# [WRITTEN INSTRUCTION]
Extract and list every line that contains the word "dashed".

## START DATASET ENTRIES

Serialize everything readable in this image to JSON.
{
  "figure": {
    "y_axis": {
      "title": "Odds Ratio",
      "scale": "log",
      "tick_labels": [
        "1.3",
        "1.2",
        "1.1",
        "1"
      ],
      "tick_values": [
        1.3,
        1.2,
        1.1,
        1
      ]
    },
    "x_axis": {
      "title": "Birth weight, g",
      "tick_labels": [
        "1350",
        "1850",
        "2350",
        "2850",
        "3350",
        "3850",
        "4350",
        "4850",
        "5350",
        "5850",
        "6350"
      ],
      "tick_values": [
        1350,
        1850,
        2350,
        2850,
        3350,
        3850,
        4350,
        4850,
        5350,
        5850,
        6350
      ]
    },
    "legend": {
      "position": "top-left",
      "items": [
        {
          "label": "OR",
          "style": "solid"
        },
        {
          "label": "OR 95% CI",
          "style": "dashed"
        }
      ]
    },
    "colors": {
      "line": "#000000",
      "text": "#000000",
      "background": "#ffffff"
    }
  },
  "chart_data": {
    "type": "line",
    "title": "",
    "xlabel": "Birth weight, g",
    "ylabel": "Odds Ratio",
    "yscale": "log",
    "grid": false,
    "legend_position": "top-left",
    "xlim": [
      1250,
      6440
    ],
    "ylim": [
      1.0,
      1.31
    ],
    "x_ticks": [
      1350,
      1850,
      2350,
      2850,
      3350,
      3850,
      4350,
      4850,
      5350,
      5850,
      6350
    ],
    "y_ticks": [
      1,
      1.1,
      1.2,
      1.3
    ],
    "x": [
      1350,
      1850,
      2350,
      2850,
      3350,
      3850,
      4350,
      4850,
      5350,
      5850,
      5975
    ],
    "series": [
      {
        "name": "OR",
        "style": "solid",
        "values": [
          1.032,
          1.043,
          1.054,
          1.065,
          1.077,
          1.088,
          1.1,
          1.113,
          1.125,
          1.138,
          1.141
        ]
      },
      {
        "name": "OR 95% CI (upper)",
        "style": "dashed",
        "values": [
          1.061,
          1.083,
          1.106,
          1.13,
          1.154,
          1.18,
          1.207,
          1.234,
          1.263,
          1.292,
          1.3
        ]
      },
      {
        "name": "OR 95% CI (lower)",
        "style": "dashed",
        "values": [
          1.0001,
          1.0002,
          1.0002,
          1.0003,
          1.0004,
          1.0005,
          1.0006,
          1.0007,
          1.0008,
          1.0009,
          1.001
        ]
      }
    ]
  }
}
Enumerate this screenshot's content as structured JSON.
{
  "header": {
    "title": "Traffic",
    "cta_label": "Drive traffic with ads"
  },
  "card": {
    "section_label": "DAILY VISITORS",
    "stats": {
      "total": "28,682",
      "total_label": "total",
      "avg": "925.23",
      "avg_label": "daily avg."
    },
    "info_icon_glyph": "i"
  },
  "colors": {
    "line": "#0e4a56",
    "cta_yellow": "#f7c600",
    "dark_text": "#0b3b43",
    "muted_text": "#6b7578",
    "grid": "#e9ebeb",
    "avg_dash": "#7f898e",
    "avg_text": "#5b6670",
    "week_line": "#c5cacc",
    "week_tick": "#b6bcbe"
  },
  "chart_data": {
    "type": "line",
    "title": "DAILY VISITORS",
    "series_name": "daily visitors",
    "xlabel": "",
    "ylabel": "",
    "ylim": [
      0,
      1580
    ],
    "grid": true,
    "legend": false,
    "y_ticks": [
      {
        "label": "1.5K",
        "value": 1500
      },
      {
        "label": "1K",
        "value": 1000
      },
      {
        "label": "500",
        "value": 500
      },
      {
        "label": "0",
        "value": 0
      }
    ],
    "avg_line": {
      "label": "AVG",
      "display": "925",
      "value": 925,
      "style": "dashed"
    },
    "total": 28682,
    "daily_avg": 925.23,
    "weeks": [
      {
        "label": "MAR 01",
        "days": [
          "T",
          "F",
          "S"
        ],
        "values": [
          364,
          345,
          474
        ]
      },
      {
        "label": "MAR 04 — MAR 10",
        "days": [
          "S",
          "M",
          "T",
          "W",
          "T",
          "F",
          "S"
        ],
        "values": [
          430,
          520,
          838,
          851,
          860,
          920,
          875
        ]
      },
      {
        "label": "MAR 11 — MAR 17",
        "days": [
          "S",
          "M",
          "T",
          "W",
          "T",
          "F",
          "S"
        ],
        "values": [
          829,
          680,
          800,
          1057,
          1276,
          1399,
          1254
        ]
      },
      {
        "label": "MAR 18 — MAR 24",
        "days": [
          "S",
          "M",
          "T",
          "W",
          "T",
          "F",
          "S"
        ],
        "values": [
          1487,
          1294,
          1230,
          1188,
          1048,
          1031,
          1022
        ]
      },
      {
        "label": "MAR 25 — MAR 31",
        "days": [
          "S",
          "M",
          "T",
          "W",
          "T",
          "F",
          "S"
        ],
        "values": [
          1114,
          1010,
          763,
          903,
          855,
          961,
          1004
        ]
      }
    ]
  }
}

## END DATASET ENTRIES

# [THE REPLY]
          "style": "dashed"
        "style": "dashed",
        "style": "dashed",
      "style": "dashed"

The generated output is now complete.